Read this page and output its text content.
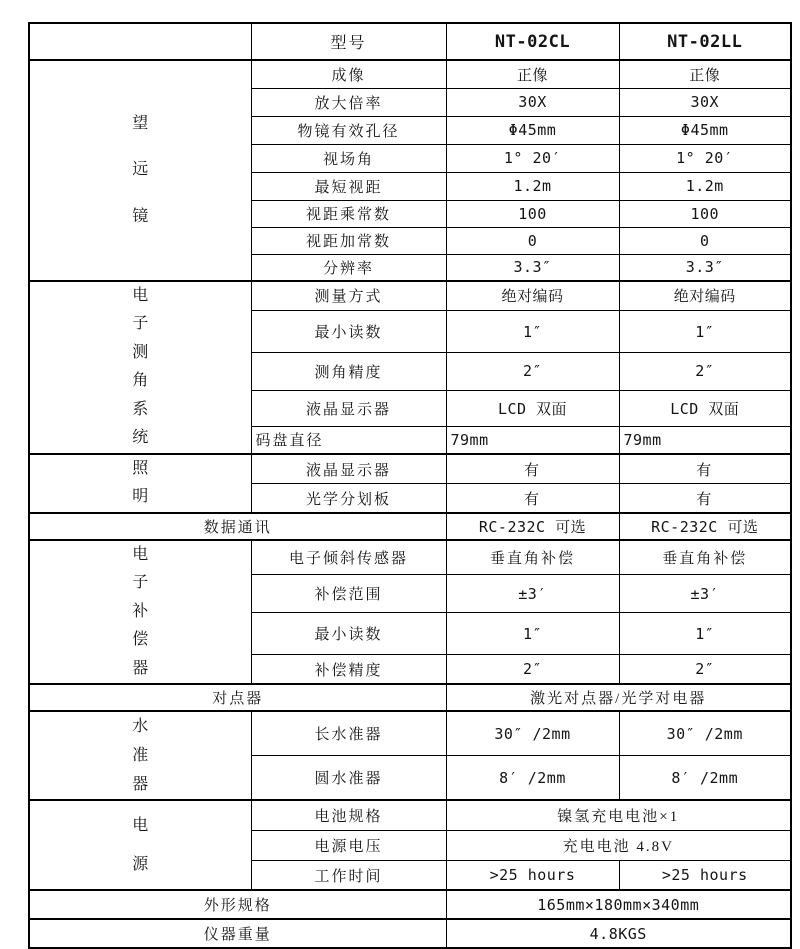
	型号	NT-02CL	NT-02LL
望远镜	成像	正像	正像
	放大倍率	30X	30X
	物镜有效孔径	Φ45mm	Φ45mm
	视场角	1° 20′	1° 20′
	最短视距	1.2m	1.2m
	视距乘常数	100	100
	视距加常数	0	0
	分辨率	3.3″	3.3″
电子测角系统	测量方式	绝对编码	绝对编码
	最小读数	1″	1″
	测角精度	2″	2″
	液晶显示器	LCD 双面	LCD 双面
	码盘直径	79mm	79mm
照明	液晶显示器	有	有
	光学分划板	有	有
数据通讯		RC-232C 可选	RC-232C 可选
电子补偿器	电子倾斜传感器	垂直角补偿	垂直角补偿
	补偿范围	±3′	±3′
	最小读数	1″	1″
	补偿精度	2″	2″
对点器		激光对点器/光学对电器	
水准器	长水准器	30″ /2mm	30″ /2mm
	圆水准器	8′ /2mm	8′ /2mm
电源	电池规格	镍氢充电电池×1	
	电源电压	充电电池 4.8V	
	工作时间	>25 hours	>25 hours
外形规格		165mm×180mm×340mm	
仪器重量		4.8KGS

- The problem: Omit the pictures, then output the rest of the listing exactly.

- Response to the task:
Read this page and output its text content.
	型号	NT-02CL	NT-02LL
望远镜	成像	正像	正像
	放大倍率	30X	30X
	物镜有效孔径	Φ45mm	Φ45mm
	视场角	1° 20′	1° 20′
	最短视距	1.2m	1.2m
	视距乘常数	100	100
	视距加常数	0	0
	分辨率	3.3″	3.3″
电子测角系统	测量方式	绝对编码	绝对编码
	最小读数	1″	1″
	测角精度	2″	2″
	液晶显示器	LCD 双面	LCD 双面
	码盘直径	79mm	79mm
照明	液晶显示器	有	有
	光学分划板	有	有
数据通讯		RC-232C 可选	RC-232C 可选
电子补偿器	电子倾斜传感器	垂直角补偿	垂直角补偿
	补偿范围	±3′	±3′
	最小读数	1″	1″
	补偿精度	2″	2″
对点器		激光对点器/光学对电器	
水准器	长水准器	30″ /2mm	30″ /2mm
	圆水准器	8′ /2mm	8′ /2mm
电源	电池规格	镍氢充电电池×1	
	电源电压	充电电池 4.8V	
	工作时间	>25 hours	>25 hours
外形规格		165mm×180mm×340mm	
仪器重量		4.8KGS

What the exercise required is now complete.